» **Problem statement**: Can you output the material exactly as written, minus any pictures it holds?

» **Data records**:
============================================================

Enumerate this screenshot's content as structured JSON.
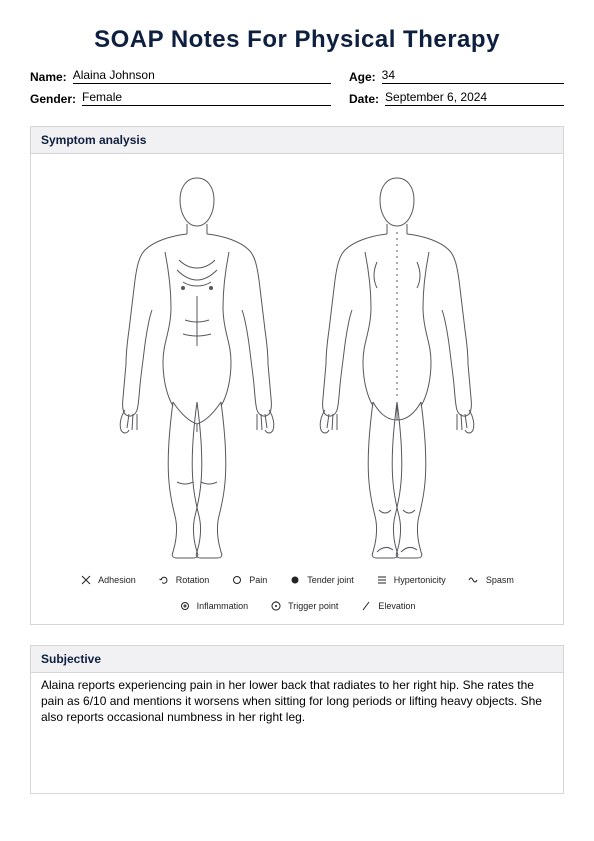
{
  "title": "SOAP Notes For Physical Therapy",
  "fields": {
    "name_label": "Name:",
    "name_value": "Alaina Johnson",
    "age_label": "Age:",
    "age_value": "34",
    "gender_label": "Gender:",
    "gender_value": "Female",
    "date_label": "Date:",
    "date_value": "September 6, 2024"
  },
  "symptom": {
    "header": "Symptom analysis",
    "body_outline_color": "#55575a",
    "body_stroke_width": 1.0,
    "legend": [
      {
        "icon": "x",
        "label": "Adhesion"
      },
      {
        "icon": "rotation",
        "label": "Rotation"
      },
      {
        "icon": "circle-open",
        "label": "Pain"
      },
      {
        "icon": "circle-filled",
        "label": "Tender joint"
      },
      {
        "icon": "hypertonicity",
        "label": "Hypertonicity"
      },
      {
        "icon": "spasm",
        "label": "Spasm"
      },
      {
        "icon": "inflammation",
        "label": "Inflammation"
      },
      {
        "icon": "trigger",
        "label": "Trigger point"
      },
      {
        "icon": "elevation",
        "label": "Elevation"
      }
    ]
  },
  "subjective": {
    "header": "Subjective",
    "text": "Alaina reports experiencing pain in her lower back that radiates to her right hip. She rates the pain as 6/10 and mentions it worsens when sitting for long periods or lifting heavy objects. She also reports occasional numbness in her right leg."
  },
  "colors": {
    "title": "#0e1f3f",
    "border": "#d6d6d6",
    "section_bg": "#f1f1f3",
    "text": "#000000"
  }
}
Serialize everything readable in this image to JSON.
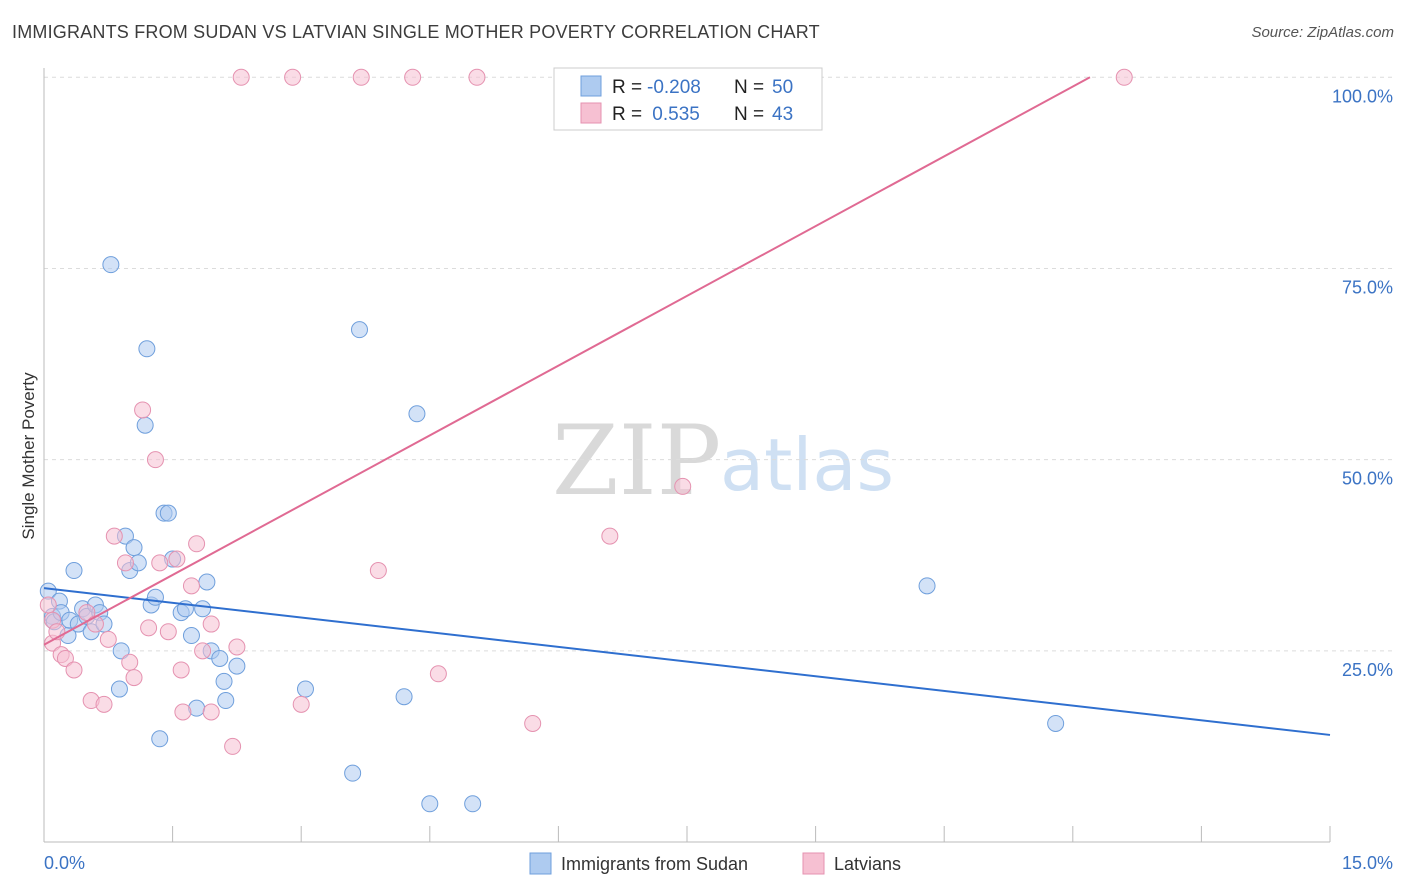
{
  "title": "IMMIGRANTS FROM SUDAN VS LATVIAN SINGLE MOTHER POVERTY CORRELATION CHART",
  "source": "Source: ZipAtlas.com",
  "watermark": {
    "zip": "ZIP",
    "atlas": "atlas"
  },
  "colors": {
    "sudan_fill": "#aecbf0",
    "sudan_stroke": "#6f9fdc",
    "sudan_line": "#2f6fcf",
    "latvian_fill": "#f6c0d2",
    "latvian_stroke": "#e592b0",
    "latvian_line": "#e06a93",
    "tick_text": "#3b73c4",
    "grid": "#dcdcdc"
  },
  "stats": [
    {
      "label_r": "R =",
      "r": "-0.208",
      "label_n": "N =",
      "n": "50"
    },
    {
      "label_r": "R =",
      "r": " 0.535",
      "label_n": "N =",
      "n": "43"
    }
  ],
  "chart_data": {
    "type": "scatter",
    "title": "IMMIGRANTS FROM SUDAN VS LATVIAN SINGLE MOTHER POVERTY CORRELATION CHART",
    "xlabel": "",
    "ylabel": "Single Mother Poverty",
    "xlim": [
      0,
      15
    ],
    "ylim": [
      0,
      102
    ],
    "x_tick_labels": [
      {
        "value": 0,
        "label": "0.0%"
      },
      {
        "value": 15,
        "label": "15.0%"
      }
    ],
    "y_tick_labels": [
      {
        "value": 25,
        "label": "25.0%"
      },
      {
        "value": 50,
        "label": "50.0%"
      },
      {
        "value": 75,
        "label": "75.0%"
      },
      {
        "value": 100,
        "label": "100.0%"
      }
    ],
    "legend": [
      {
        "name": "Immigrants from Sudan",
        "key": "sudan"
      },
      {
        "name": "Latvians",
        "key": "latvian"
      }
    ],
    "series": [
      {
        "name": "Immigrants from Sudan",
        "key": "sudan",
        "trend": {
          "x": [
            0,
            15
          ],
          "y": [
            33.2,
            14.0
          ]
        },
        "points": [
          [
            0.05,
            32.8
          ],
          [
            0.1,
            29.5
          ],
          [
            0.12,
            28.8
          ],
          [
            0.18,
            31.5
          ],
          [
            0.2,
            30.0
          ],
          [
            0.28,
            27.0
          ],
          [
            0.3,
            29.0
          ],
          [
            0.35,
            35.5
          ],
          [
            0.4,
            28.5
          ],
          [
            0.45,
            30.5
          ],
          [
            0.5,
            29.5
          ],
          [
            0.55,
            27.5
          ],
          [
            0.6,
            31.0
          ],
          [
            0.65,
            30.0
          ],
          [
            0.7,
            28.5
          ],
          [
            0.78,
            75.5
          ],
          [
            0.88,
            20.0
          ],
          [
            0.9,
            25.0
          ],
          [
            0.95,
            40.0
          ],
          [
            1.0,
            35.5
          ],
          [
            1.05,
            38.5
          ],
          [
            1.1,
            36.5
          ],
          [
            1.18,
            54.5
          ],
          [
            1.2,
            64.5
          ],
          [
            1.25,
            31.0
          ],
          [
            1.3,
            32.0
          ],
          [
            1.35,
            13.5
          ],
          [
            1.4,
            43.0
          ],
          [
            1.45,
            43.0
          ],
          [
            1.5,
            37.0
          ],
          [
            1.6,
            30.0
          ],
          [
            1.65,
            30.5
          ],
          [
            1.72,
            27.0
          ],
          [
            1.78,
            17.5
          ],
          [
            1.85,
            30.5
          ],
          [
            1.9,
            34.0
          ],
          [
            1.95,
            25.0
          ],
          [
            2.05,
            24.0
          ],
          [
            2.1,
            21.0
          ],
          [
            2.12,
            18.5
          ],
          [
            2.25,
            23.0
          ],
          [
            3.05,
            20.0
          ],
          [
            3.6,
            9.0
          ],
          [
            3.68,
            67.0
          ],
          [
            4.2,
            19.0
          ],
          [
            4.35,
            56.0
          ],
          [
            4.5,
            5.0
          ],
          [
            5.0,
            5.0
          ],
          [
            10.3,
            33.5
          ],
          [
            11.8,
            15.5
          ]
        ]
      },
      {
        "name": "Latvians",
        "key": "latvian",
        "trend": {
          "x": [
            0,
            12.2
          ],
          "y": [
            25.8,
            100.0
          ]
        },
        "points": [
          [
            0.05,
            31.0
          ],
          [
            0.1,
            29.0
          ],
          [
            0.1,
            26.0
          ],
          [
            0.15,
            27.5
          ],
          [
            0.2,
            24.5
          ],
          [
            0.25,
            24.0
          ],
          [
            0.35,
            22.5
          ],
          [
            0.5,
            30.0
          ],
          [
            0.55,
            18.5
          ],
          [
            0.6,
            28.5
          ],
          [
            0.7,
            18.0
          ],
          [
            0.75,
            26.5
          ],
          [
            0.82,
            40.0
          ],
          [
            0.95,
            36.5
          ],
          [
            1.0,
            23.5
          ],
          [
            1.05,
            21.5
          ],
          [
            1.15,
            56.5
          ],
          [
            1.22,
            28.0
          ],
          [
            1.3,
            50.0
          ],
          [
            1.35,
            36.5
          ],
          [
            1.45,
            27.5
          ],
          [
            1.55,
            37.0
          ],
          [
            1.6,
            22.5
          ],
          [
            1.62,
            17.0
          ],
          [
            1.72,
            33.5
          ],
          [
            1.78,
            39.0
          ],
          [
            1.85,
            25.0
          ],
          [
            1.95,
            17.0
          ],
          [
            1.95,
            28.5
          ],
          [
            2.2,
            12.5
          ],
          [
            2.25,
            25.5
          ],
          [
            2.3,
            100.0
          ],
          [
            2.9,
            100.0
          ],
          [
            3.0,
            18.0
          ],
          [
            3.7,
            100.0
          ],
          [
            3.9,
            35.5
          ],
          [
            4.3,
            100.0
          ],
          [
            4.6,
            22.0
          ],
          [
            5.05,
            100.0
          ],
          [
            5.7,
            15.5
          ],
          [
            6.6,
            40.0
          ],
          [
            7.45,
            46.5
          ],
          [
            12.6,
            100.0
          ]
        ]
      }
    ]
  }
}
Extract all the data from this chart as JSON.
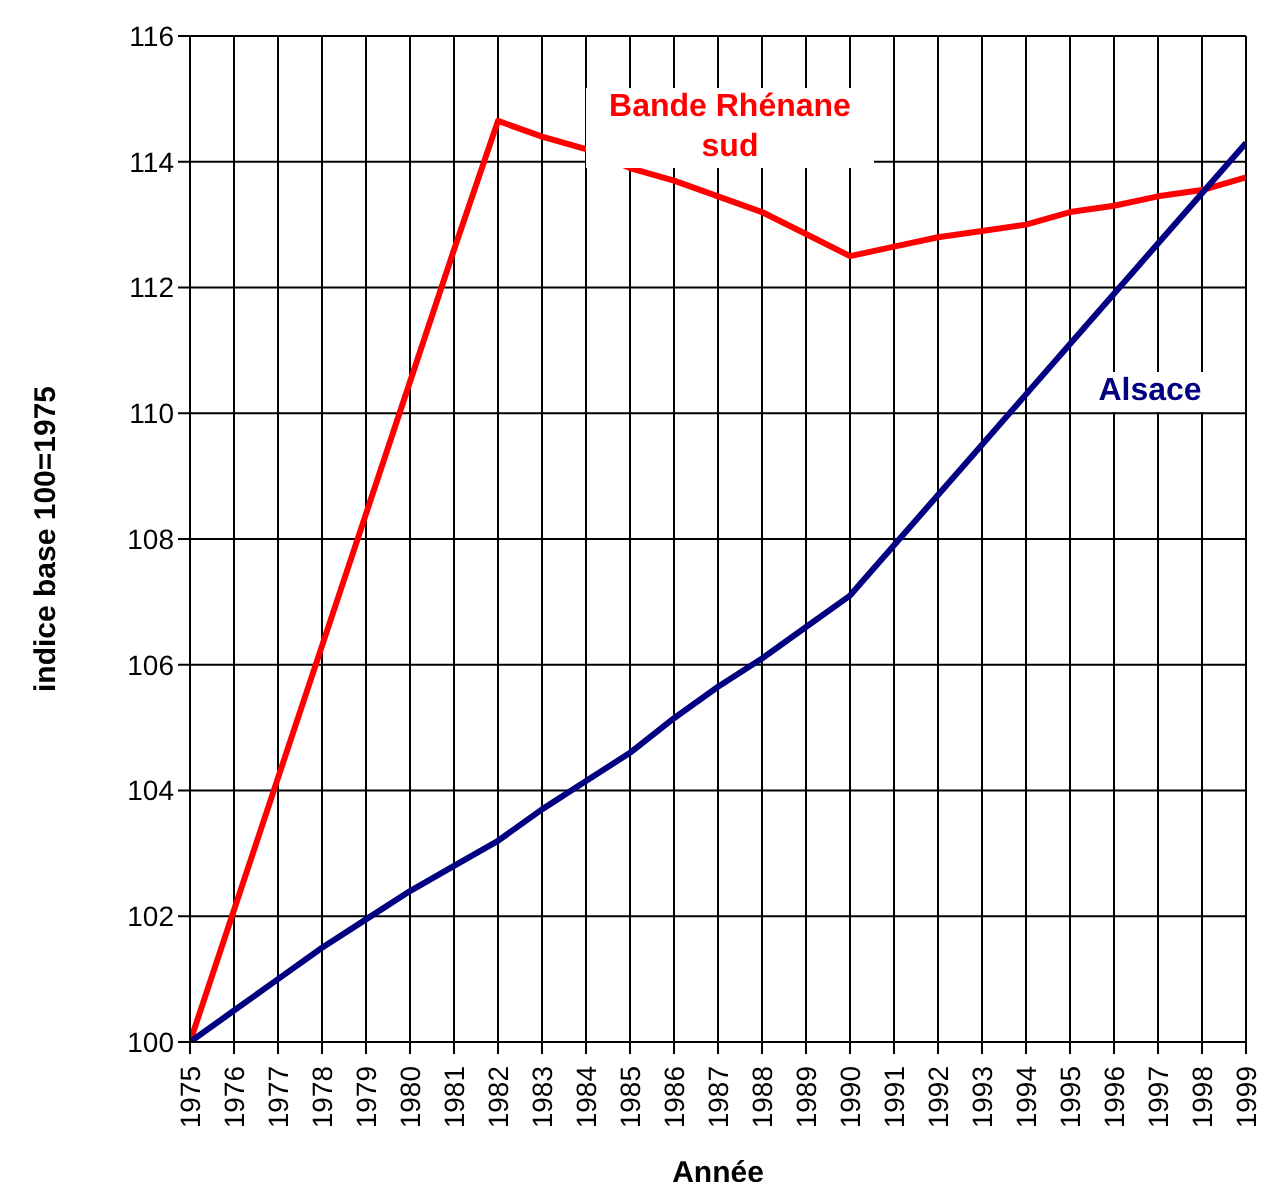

============================================================

» **Correct output**:
Enumerate this screenshot's content as structured JSON.
{
  "title": "SOAP Notes For Physical Therapy",
  "fields": {
    "name_label": "Name:",
    "name_value": "Alaina Johnson",
    "age_label": "Age:",
    "age_value": "34",
    "gender_label": "Gender:",
    "gender_value": "Female",
    "date_label": "Date:",
    "date_value": "September 6, 2024"
  },
  "symptom": {
    "header": "Symptom analysis",
    "body_outline_color": "#55575a",
    "body_stroke_width": 1.0,
    "legend": [
      {
        "icon": "x",
        "label": "Adhesion"
      },
      {
        "icon": "rotation",
        "label": "Rotation"
      },
      {
        "icon": "circle-open",
        "label": "Pain"
      },
      {
        "icon": "circle-filled",
        "label": "Tender joint"
      },
      {
        "icon": "hypertonicity",
        "label": "Hypertonicity"
      },
      {
        "icon": "spasm",
        "label": "Spasm"
      },
      {
        "icon": "inflammation",
        "label": "Inflammation"
      },
      {
        "icon": "trigger",
        "label": "Trigger point"
      },
      {
        "icon": "elevation",
        "label": "Elevation"
      }
    ]
  },
  "subjective": {
    "header": "Subjective",
    "text": "Alaina reports experiencing pain in her lower back that radiates to her right hip. She rates the pain as 6/10 and mentions it worsens when sitting for long periods or lifting heavy objects. She also reports occasional numbness in her right leg."
  },
  "colors": {
    "title": "#0e1f3f",
    "border": "#d6d6d6",
    "section_bg": "#f1f1f3",
    "text": "#000000"
  }
}
Serialize everything readable in this image to JSON.
{
  "title": "IMMIGRANTS FROM SUDAN VS LATVIAN SINGLE MOTHER POVERTY CORRELATION CHART",
  "source": "Source: ZipAtlas.com",
  "watermark": {
    "zip": "ZIP",
    "atlas": "atlas"
  },
  "colors": {
    "sudan_fill": "#aecbf0",
    "sudan_stroke": "#6f9fdc",
    "sudan_line": "#2f6fcf",
    "latvian_fill": "#f6c0d2",
    "latvian_stroke": "#e592b0",
    "latvian_line": "#e06a93",
    "tick_text": "#3b73c4",
    "grid": "#dcdcdc"
  },
  "stats": [
    {
      "label_r": "R =",
      "r": "-0.208",
      "label_n": "N =",
      "n": "50"
    },
    {
      "label_r": "R =",
      "r": " 0.535",
      "label_n": "N =",
      "n": "43"
    }
  ],
  "chart_data": {
    "type": "scatter",
    "title": "IMMIGRANTS FROM SUDAN VS LATVIAN SINGLE MOTHER POVERTY CORRELATION CHART",
    "xlabel": "",
    "ylabel": "Single Mother Poverty",
    "xlim": [
      0,
      15
    ],
    "ylim": [
      0,
      102
    ],
    "x_tick_labels": [
      {
        "value": 0,
        "label": "0.0%"
      },
      {
        "value": 15,
        "label": "15.0%"
      }
    ],
    "y_tick_labels": [
      {
        "value": 25,
        "label": "25.0%"
      },
      {
        "value": 50,
        "label": "50.0%"
      },
      {
        "value": 75,
        "label": "75.0%"
      },
      {
        "value": 100,
        "label": "100.0%"
      }
    ],
    "legend": [
      {
        "name": "Immigrants from Sudan",
        "key": "sudan"
      },
      {
        "name": "Latvians",
        "key": "latvian"
      }
    ],
    "series": [
      {
        "name": "Immigrants from Sudan",
        "key": "sudan",
        "trend": {
          "x": [
            0,
            15
          ],
          "y": [
            33.2,
            14.0
          ]
        },
        "points": [
          [
            0.05,
            32.8
          ],
          [
            0.1,
            29.5
          ],
          [
            0.12,
            28.8
          ],
          [
            0.18,
            31.5
          ],
          [
            0.2,
            30.0
          ],
          [
            0.28,
            27.0
          ],
          [
            0.3,
            29.0
          ],
          [
            0.35,
            35.5
          ],
          [
            0.4,
            28.5
          ],
          [
            0.45,
            30.5
          ],
          [
            0.5,
            29.5
          ],
          [
            0.55,
            27.5
          ],
          [
            0.6,
            31.0
          ],
          [
            0.65,
            30.0
          ],
          [
            0.7,
            28.5
          ],
          [
            0.78,
            75.5
          ],
          [
            0.88,
            20.0
          ],
          [
            0.9,
            25.0
          ],
          [
            0.95,
            40.0
          ],
          [
            1.0,
            35.5
          ],
          [
            1.05,
            38.5
          ],
          [
            1.1,
            36.5
          ],
          [
            1.18,
            54.5
          ],
          [
            1.2,
            64.5
          ],
          [
            1.25,
            31.0
          ],
          [
            1.3,
            32.0
          ],
          [
            1.35,
            13.5
          ],
          [
            1.4,
            43.0
          ],
          [
            1.45,
            43.0
          ],
          [
            1.5,
            37.0
          ],
          [
            1.6,
            30.0
          ],
          [
            1.65,
            30.5
          ],
          [
            1.72,
            27.0
          ],
          [
            1.78,
            17.5
          ],
          [
            1.85,
            30.5
          ],
          [
            1.9,
            34.0
          ],
          [
            1.95,
            25.0
          ],
          [
            2.05,
            24.0
          ],
          [
            2.1,
            21.0
          ],
          [
            2.12,
            18.5
          ],
          [
            2.25,
            23.0
          ],
          [
            3.05,
            20.0
          ],
          [
            3.6,
            9.0
          ],
          [
            3.68,
            67.0
          ],
          [
            4.2,
            19.0
          ],
          [
            4.35,
            56.0
          ],
          [
            4.5,
            5.0
          ],
          [
            5.0,
            5.0
          ],
          [
            10.3,
            33.5
          ],
          [
            11.8,
            15.5
          ]
        ]
      },
      {
        "name": "Latvians",
        "key": "latvian",
        "trend": {
          "x": [
            0,
            12.2
          ],
          "y": [
            25.8,
            100.0
          ]
        },
        "points": [
          [
            0.05,
            31.0
          ],
          [
            0.1,
            29.0
          ],
          [
            0.1,
            26.0
          ],
          [
            0.15,
            27.5
          ],
          [
            0.2,
            24.5
          ],
          [
            0.25,
            24.0
          ],
          [
            0.35,
            22.5
          ],
          [
            0.5,
            30.0
          ],
          [
            0.55,
            18.5
          ],
          [
            0.6,
            28.5
          ],
          [
            0.7,
            18.0
          ],
          [
            0.75,
            26.5
          ],
          [
            0.82,
            40.0
          ],
          [
            0.95,
            36.5
          ],
          [
            1.0,
            23.5
          ],
          [
            1.05,
            21.5
          ],
          [
            1.15,
            56.5
          ],
          [
            1.22,
            28.0
          ],
          [
            1.3,
            50.0
          ],
          [
            1.35,
            36.5
          ],
          [
            1.45,
            27.5
          ],
          [
            1.55,
            37.0
          ],
          [
            1.6,
            22.5
          ],
          [
            1.62,
            17.0
          ],
          [
            1.72,
            33.5
          ],
          [
            1.78,
            39.0
          ],
          [
            1.85,
            25.0
          ],
          [
            1.95,
            17.0
          ],
          [
            1.95,
            28.5
          ],
          [
            2.2,
            12.5
          ],
          [
            2.25,
            25.5
          ],
          [
            2.3,
            100.0
          ],
          [
            2.9,
            100.0
          ],
          [
            3.0,
            18.0
          ],
          [
            3.7,
            100.0
          ],
          [
            3.9,
            35.5
          ],
          [
            4.3,
            100.0
          ],
          [
            4.6,
            22.0
          ],
          [
            5.05,
            100.0
          ],
          [
            5.7,
            15.5
          ],
          [
            6.6,
            40.0
          ],
          [
            7.45,
            46.5
          ],
          [
            12.6,
            100.0
          ]
        ]
      }
    ]
  }
}
Extract all the data from this chart as JSON.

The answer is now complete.